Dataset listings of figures
┄┄┄┄┄┄┄┄┄┄┄┄┄┄┄┄┄┄┄┄

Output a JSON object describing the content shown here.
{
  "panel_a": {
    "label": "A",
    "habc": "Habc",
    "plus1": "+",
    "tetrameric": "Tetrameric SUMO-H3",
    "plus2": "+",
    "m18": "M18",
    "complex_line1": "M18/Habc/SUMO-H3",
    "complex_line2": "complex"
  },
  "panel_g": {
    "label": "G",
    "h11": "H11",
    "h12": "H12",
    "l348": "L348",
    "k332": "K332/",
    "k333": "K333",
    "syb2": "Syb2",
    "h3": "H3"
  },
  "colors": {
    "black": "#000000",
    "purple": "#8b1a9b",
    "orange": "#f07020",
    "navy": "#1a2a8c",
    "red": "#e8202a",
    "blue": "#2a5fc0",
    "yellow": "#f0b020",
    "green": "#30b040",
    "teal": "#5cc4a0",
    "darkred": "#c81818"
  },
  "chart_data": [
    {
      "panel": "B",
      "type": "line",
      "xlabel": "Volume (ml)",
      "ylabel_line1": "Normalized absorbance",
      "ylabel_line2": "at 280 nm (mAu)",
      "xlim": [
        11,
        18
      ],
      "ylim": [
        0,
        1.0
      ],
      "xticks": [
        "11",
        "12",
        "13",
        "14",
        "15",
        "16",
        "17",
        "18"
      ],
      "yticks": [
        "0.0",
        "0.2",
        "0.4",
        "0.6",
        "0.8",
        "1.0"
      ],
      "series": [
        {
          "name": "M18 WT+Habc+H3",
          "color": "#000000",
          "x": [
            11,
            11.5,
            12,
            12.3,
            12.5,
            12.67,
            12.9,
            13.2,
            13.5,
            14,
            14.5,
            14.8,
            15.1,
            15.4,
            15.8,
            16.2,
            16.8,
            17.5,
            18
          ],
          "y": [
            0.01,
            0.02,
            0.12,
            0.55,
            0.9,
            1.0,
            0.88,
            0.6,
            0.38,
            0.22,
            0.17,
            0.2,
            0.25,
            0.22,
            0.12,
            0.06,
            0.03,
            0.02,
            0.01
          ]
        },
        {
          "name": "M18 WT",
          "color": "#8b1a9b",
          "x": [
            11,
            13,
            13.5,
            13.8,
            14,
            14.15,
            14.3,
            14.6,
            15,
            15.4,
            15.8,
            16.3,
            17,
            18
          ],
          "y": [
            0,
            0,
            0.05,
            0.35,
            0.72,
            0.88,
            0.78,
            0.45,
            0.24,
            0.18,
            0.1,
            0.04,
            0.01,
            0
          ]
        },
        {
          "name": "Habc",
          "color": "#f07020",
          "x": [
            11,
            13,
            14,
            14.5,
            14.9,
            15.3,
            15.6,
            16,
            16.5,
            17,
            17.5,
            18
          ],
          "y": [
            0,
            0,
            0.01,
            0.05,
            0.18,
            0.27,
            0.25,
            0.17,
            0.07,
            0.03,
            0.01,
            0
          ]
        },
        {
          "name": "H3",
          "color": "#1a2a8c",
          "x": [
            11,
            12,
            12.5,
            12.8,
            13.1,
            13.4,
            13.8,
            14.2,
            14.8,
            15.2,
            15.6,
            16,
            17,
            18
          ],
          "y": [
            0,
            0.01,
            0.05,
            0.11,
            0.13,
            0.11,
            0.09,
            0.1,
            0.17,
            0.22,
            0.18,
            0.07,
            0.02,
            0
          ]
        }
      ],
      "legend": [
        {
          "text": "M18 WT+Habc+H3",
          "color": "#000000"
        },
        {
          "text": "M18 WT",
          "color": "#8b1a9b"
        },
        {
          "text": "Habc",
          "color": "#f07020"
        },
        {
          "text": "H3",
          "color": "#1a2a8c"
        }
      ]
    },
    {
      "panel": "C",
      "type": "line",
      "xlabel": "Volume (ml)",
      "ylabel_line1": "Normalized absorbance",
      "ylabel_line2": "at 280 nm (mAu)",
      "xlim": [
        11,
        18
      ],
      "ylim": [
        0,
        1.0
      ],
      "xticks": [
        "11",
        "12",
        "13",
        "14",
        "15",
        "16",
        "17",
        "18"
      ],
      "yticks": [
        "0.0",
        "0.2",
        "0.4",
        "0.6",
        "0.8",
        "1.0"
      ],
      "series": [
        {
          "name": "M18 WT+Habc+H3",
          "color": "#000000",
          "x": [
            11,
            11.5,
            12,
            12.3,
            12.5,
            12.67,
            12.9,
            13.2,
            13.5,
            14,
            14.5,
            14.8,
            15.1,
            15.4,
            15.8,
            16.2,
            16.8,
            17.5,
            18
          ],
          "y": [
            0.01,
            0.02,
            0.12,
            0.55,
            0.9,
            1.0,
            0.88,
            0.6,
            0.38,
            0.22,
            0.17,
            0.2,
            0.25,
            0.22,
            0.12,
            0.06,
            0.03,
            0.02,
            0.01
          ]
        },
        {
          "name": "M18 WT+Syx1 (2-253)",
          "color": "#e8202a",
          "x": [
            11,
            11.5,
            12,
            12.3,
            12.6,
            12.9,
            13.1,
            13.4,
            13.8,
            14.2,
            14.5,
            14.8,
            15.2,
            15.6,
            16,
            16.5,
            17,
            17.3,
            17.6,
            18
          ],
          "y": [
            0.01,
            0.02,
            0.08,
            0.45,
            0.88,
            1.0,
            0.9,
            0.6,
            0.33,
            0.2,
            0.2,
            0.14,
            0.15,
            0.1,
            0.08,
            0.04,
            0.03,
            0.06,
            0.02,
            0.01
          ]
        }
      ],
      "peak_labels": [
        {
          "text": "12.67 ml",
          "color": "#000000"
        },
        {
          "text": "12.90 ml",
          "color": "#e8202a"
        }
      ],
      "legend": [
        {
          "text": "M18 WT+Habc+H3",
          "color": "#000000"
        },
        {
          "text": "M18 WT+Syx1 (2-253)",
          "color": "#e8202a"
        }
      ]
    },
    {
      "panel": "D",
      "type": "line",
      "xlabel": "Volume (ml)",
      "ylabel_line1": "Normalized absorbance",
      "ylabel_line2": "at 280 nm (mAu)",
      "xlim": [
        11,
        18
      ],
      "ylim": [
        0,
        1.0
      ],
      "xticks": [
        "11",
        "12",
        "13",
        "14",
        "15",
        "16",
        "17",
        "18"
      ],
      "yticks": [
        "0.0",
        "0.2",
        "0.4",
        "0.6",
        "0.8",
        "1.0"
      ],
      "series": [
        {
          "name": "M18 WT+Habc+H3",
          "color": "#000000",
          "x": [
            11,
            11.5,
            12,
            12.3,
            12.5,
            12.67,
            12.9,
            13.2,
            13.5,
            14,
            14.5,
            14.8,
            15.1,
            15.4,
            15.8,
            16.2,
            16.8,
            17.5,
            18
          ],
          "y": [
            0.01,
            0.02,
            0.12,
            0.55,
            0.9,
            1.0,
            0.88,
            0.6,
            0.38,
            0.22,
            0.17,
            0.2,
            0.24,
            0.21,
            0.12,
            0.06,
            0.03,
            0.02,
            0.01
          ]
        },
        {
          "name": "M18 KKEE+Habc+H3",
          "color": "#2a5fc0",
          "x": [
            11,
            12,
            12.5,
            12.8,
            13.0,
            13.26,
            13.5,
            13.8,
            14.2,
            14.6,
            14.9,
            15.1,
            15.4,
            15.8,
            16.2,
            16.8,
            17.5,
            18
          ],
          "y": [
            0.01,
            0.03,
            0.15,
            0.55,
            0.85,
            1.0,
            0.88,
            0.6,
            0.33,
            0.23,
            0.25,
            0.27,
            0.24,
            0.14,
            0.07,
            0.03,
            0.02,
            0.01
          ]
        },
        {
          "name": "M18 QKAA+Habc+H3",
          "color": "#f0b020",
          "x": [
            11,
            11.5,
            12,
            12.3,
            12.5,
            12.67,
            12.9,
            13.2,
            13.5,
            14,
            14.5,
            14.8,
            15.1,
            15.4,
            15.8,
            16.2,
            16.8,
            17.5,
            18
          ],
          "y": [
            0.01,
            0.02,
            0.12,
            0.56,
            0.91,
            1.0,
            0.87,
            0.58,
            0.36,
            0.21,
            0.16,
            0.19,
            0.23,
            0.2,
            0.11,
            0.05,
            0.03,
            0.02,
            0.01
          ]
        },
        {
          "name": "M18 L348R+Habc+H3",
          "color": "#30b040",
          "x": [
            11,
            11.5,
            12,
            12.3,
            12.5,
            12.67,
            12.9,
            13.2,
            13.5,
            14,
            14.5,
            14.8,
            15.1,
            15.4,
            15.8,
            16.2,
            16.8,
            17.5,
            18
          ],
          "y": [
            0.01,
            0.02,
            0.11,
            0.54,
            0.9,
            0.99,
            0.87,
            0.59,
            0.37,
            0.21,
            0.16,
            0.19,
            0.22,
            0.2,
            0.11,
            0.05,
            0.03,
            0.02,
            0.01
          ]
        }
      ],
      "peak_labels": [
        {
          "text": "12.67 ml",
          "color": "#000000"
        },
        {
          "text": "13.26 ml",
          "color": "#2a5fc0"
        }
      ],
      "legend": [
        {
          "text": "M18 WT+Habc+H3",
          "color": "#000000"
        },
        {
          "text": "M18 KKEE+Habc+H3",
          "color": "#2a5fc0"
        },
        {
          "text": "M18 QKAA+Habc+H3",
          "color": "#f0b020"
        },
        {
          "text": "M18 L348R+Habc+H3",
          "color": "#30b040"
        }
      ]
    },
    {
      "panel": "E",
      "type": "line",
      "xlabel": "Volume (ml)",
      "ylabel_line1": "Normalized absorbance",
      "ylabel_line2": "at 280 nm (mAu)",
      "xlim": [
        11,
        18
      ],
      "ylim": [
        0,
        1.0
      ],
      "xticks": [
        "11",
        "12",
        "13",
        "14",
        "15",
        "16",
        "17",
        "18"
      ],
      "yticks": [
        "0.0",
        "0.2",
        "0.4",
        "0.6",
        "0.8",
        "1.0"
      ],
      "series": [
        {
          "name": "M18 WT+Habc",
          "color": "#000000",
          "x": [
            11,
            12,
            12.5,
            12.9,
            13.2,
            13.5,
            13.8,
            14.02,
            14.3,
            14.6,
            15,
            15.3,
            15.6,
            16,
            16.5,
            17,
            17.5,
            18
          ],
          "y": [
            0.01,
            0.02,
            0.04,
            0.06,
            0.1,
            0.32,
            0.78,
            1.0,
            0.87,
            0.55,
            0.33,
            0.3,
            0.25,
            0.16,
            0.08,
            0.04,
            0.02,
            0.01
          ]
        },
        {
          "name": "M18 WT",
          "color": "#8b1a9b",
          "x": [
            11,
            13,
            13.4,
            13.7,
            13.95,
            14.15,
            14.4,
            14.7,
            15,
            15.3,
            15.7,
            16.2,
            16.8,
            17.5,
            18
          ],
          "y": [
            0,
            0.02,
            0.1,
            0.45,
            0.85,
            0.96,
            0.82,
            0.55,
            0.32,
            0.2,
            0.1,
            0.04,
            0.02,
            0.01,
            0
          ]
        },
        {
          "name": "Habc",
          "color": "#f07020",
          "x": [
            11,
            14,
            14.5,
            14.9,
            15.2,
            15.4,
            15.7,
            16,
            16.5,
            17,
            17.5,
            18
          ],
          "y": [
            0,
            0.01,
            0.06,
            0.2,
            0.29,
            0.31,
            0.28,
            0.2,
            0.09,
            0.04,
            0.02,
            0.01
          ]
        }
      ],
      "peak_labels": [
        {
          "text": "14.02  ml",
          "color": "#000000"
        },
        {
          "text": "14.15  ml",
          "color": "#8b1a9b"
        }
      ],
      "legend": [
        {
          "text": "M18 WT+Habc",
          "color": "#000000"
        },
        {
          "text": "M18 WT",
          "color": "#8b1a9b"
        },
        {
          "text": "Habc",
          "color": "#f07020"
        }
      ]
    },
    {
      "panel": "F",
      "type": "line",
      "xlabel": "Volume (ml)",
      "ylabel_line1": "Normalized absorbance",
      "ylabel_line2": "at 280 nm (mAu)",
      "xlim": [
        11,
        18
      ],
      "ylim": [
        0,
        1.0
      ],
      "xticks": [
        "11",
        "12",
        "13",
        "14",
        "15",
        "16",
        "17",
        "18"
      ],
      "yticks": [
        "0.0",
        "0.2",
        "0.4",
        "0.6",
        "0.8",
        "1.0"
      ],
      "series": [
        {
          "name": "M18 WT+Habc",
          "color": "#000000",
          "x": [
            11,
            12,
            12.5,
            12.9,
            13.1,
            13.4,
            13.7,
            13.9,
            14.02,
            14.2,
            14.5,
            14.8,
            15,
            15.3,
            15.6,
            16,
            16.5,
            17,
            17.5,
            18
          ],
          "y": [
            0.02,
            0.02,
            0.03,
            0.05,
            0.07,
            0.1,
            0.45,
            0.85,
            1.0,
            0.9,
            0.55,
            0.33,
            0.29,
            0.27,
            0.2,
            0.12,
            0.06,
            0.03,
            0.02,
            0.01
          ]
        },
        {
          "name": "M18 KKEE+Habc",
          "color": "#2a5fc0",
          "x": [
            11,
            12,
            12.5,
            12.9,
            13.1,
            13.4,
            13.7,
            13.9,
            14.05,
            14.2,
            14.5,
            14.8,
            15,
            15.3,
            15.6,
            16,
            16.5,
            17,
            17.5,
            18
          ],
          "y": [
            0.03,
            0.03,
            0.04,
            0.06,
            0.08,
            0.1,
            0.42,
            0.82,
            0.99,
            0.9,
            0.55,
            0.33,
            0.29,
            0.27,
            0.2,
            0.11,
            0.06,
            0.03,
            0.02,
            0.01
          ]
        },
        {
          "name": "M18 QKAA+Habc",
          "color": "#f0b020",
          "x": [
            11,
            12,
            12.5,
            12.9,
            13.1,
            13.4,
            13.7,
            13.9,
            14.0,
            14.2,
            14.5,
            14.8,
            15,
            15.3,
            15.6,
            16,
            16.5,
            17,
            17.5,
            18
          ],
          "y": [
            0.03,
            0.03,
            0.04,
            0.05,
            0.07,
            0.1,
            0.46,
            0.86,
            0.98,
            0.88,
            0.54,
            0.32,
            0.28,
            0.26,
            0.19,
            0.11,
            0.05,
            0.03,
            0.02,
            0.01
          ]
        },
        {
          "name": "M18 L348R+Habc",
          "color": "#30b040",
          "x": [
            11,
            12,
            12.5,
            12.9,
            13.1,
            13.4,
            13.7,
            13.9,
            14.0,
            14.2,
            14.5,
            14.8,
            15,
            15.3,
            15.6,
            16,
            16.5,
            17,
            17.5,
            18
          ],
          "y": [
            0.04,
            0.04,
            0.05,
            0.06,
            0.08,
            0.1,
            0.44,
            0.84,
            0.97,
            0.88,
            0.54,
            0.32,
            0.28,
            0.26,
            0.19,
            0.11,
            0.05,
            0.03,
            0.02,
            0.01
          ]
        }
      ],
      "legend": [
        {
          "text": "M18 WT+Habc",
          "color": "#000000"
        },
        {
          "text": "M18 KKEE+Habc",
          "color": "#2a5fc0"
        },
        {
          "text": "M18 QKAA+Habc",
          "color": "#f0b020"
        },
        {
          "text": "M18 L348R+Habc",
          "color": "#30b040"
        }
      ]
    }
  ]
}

┄┄┄┄┄┄┄┄┄┄┄┄┄┄┄┄┄┄┄┄

— Aim of the task —
Tally the lines in these entries that have the string "QKAA" in them, then answer with the count and nothing else.

— Task response —
4